Only lines holding the word "Αναγνώστης" should be copied from the material.

━━━━━━━━━━━━━━━━━━━━━━━━━━━━━━

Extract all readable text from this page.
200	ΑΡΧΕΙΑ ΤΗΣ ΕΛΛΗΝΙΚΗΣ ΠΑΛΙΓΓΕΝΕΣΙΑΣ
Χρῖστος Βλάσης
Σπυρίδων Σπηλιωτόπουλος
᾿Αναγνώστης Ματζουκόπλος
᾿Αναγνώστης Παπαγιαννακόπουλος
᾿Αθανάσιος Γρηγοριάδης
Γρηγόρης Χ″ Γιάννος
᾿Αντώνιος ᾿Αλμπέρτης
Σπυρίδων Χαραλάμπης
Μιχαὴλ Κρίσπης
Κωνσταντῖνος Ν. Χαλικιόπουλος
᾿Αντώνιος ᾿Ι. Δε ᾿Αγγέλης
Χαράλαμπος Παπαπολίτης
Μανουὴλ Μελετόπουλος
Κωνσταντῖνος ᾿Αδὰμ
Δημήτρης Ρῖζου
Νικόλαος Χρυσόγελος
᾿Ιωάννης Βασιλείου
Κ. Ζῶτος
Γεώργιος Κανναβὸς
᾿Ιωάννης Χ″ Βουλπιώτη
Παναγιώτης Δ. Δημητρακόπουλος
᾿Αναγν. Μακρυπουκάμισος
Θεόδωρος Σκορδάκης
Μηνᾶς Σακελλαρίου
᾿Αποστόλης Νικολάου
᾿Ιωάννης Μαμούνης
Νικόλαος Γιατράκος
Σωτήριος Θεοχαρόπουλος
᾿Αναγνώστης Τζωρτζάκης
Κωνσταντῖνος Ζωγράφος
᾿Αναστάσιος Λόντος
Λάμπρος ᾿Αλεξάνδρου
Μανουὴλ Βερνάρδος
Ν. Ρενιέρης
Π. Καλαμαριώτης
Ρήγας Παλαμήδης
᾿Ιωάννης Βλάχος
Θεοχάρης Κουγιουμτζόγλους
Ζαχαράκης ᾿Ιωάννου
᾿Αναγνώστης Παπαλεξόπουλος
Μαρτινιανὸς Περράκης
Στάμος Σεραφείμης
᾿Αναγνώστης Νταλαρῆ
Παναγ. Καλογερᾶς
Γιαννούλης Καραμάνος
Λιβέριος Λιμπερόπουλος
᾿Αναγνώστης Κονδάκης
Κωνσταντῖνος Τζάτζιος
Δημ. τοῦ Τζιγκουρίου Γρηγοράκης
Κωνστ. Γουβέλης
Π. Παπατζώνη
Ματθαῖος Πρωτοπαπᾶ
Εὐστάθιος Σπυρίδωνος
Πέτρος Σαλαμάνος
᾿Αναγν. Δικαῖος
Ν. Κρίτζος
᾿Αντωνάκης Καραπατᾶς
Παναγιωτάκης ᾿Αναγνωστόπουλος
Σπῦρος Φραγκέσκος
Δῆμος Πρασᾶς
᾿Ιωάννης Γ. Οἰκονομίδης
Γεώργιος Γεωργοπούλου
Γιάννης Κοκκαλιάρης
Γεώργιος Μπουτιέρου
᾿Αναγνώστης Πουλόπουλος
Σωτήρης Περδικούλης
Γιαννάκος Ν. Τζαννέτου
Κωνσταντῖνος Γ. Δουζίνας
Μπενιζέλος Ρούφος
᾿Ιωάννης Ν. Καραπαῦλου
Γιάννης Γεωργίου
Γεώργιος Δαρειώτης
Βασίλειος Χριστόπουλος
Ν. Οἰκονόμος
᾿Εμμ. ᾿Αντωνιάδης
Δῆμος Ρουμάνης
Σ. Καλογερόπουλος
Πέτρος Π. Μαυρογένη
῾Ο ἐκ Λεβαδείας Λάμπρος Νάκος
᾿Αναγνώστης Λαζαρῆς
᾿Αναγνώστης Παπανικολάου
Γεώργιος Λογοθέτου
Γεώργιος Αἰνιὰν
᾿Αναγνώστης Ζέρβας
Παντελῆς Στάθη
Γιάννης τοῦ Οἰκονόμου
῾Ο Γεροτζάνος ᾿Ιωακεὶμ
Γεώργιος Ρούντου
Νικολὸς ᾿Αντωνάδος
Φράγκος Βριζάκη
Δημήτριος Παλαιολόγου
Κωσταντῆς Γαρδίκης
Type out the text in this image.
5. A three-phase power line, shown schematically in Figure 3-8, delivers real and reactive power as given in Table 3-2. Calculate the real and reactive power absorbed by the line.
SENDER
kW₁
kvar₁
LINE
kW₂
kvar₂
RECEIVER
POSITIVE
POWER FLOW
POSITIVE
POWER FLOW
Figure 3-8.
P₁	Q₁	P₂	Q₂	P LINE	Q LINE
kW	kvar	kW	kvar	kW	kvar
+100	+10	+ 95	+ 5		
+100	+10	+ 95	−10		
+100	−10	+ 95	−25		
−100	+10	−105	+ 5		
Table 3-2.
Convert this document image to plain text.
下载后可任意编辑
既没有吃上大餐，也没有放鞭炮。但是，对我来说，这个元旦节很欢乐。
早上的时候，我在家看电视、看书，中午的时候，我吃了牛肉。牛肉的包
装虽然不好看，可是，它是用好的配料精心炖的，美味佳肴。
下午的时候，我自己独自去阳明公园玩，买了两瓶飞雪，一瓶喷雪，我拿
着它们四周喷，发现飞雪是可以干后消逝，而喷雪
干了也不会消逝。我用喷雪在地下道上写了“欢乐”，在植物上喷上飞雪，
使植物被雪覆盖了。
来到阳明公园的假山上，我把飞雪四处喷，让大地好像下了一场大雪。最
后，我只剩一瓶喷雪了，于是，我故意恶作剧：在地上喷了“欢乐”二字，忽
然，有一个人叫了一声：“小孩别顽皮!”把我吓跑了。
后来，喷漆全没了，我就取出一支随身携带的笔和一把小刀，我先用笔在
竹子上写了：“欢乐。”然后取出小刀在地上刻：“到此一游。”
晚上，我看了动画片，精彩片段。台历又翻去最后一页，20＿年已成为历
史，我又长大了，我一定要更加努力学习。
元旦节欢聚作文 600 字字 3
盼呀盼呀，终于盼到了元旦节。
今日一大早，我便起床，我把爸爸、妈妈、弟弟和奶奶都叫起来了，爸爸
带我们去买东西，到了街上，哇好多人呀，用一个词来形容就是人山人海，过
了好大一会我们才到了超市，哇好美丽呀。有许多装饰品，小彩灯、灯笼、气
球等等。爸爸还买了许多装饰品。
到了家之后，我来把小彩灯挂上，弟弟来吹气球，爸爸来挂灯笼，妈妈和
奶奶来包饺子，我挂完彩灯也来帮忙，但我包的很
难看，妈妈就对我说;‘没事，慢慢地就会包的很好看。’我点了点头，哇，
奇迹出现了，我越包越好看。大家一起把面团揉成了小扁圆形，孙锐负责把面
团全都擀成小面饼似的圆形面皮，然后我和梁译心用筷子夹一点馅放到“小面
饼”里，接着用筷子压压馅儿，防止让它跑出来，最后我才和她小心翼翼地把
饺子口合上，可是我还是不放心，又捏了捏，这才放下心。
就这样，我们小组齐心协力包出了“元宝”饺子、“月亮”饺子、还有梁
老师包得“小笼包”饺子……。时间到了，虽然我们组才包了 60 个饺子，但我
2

━━━━━━━━━━━━━━━━━━━━━━━━━━━━━━

**Complete output**
᾿Αναγνώστης Ματζουκόπλος
᾿Αναγνώστης Παπαγιαννακόπουλος
᾿Αναγνώστης Τζωρτζάκης
᾿Αναγνώστης Παπαλεξόπουλος
᾿Αναγνώστης Νταλαρῆ
᾿Αναγνώστης Κονδάκης
᾿Αναγνώστης Πουλόπουλος
᾿Αναγνώστης Λαζαρῆς
᾿Αναγνώστης Παπανικολάου
᾿Αναγνώστης Ζέρβας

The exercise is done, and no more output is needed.